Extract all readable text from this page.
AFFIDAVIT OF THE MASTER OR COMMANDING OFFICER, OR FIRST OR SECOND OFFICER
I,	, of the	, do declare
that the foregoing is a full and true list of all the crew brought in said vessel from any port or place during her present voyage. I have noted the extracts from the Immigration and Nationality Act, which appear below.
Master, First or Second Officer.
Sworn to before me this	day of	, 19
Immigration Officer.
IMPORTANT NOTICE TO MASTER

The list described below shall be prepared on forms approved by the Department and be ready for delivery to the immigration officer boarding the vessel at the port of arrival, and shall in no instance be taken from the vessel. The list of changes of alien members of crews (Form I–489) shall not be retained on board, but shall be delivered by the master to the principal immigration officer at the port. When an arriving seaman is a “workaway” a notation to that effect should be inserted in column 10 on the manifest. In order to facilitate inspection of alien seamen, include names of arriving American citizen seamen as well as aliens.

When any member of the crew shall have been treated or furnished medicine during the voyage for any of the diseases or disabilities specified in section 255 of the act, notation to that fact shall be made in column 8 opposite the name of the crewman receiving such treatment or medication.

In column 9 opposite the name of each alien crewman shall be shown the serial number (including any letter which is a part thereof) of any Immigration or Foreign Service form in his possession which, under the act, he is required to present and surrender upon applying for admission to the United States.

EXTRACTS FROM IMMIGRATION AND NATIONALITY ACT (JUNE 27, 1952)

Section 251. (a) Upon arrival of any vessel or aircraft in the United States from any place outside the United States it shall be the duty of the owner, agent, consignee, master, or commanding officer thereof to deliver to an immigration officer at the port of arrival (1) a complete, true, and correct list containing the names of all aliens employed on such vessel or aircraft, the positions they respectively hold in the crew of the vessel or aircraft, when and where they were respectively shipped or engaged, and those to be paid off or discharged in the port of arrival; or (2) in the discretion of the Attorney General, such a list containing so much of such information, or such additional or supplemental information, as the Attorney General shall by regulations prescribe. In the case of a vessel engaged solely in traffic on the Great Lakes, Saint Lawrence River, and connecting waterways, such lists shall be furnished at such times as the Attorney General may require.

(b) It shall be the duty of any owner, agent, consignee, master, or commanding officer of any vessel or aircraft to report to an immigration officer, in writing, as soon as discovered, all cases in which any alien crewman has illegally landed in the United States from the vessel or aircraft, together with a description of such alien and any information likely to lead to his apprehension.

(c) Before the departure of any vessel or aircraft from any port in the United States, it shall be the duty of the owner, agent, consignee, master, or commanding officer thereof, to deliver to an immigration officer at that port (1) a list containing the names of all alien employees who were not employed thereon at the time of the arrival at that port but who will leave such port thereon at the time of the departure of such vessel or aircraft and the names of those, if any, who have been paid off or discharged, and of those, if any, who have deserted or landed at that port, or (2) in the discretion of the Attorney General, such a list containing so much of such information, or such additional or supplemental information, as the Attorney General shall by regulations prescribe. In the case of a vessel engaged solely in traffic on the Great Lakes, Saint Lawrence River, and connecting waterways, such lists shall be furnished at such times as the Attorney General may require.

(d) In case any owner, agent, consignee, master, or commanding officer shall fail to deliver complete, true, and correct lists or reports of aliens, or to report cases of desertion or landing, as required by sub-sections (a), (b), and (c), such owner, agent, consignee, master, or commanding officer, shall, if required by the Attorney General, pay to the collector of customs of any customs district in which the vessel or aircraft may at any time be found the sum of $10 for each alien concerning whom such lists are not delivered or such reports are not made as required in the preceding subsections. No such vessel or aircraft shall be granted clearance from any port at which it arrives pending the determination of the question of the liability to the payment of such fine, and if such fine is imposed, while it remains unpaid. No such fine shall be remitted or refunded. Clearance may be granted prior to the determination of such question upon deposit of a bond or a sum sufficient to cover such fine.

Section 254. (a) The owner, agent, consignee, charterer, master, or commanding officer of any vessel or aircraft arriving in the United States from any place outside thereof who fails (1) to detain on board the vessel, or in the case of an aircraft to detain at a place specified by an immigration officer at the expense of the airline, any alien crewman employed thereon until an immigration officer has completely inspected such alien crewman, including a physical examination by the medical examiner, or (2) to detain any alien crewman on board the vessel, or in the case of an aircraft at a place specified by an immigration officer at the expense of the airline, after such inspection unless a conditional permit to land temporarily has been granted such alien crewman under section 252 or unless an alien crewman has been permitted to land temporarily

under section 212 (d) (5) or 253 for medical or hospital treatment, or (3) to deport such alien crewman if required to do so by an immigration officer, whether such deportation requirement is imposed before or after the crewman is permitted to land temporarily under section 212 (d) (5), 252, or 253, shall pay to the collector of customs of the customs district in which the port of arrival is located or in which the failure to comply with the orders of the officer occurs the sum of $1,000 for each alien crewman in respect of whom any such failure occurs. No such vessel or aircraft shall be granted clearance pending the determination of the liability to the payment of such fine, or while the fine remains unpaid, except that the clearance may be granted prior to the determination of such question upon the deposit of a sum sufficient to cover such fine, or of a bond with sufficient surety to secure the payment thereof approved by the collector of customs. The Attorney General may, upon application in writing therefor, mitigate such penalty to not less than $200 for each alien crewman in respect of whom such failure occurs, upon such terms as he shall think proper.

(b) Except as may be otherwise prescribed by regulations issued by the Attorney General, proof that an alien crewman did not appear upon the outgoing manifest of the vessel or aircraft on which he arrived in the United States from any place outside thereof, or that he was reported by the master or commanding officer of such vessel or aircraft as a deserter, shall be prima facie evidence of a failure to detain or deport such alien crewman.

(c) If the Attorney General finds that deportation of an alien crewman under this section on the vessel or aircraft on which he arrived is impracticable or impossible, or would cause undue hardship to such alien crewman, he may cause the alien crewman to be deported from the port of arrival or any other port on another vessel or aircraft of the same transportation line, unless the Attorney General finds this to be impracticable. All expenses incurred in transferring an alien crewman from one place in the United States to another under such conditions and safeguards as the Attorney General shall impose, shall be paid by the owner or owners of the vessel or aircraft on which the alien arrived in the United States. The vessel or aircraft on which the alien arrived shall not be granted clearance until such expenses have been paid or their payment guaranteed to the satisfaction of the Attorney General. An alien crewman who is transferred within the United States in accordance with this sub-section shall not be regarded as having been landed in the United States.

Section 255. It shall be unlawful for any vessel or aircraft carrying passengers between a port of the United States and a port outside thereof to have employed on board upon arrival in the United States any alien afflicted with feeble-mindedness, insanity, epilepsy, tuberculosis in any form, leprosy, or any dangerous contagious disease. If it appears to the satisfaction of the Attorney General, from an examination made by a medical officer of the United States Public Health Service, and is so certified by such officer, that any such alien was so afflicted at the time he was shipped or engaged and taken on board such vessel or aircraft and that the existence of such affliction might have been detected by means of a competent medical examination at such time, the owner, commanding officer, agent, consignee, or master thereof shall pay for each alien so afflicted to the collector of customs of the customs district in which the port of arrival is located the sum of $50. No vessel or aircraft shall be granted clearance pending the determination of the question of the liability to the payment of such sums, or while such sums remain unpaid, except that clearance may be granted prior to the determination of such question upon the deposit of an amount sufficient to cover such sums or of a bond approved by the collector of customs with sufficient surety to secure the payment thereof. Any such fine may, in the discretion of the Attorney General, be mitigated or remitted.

——

• [Short problem] Copy out every line from the records that has the word "below".

• [Correct answer]
that the foregoing is a full and true list of all the crew brought in said vessel from any port or place during her present voyage. I have noted the extracts from the Immigration and Nationality Act, which appear below.
The list described below shall be prepared on forms approved by the Department and be ready for delivery to the immigration officer boarding the vessel at the port of arrival, and shall in no instance be taken from the vessel. The list of changes of alien members of crews (Form I–489) shall not be retained on board, but shall be delivered by the master to the principal immigration officer at the port. When an arriving seaman is a “workaway” a notation to that effect should be inserted in column 10 on the manifest. In order to facilitate inspection of alien seamen, include names of arriving American citizen seamen as well as aliens.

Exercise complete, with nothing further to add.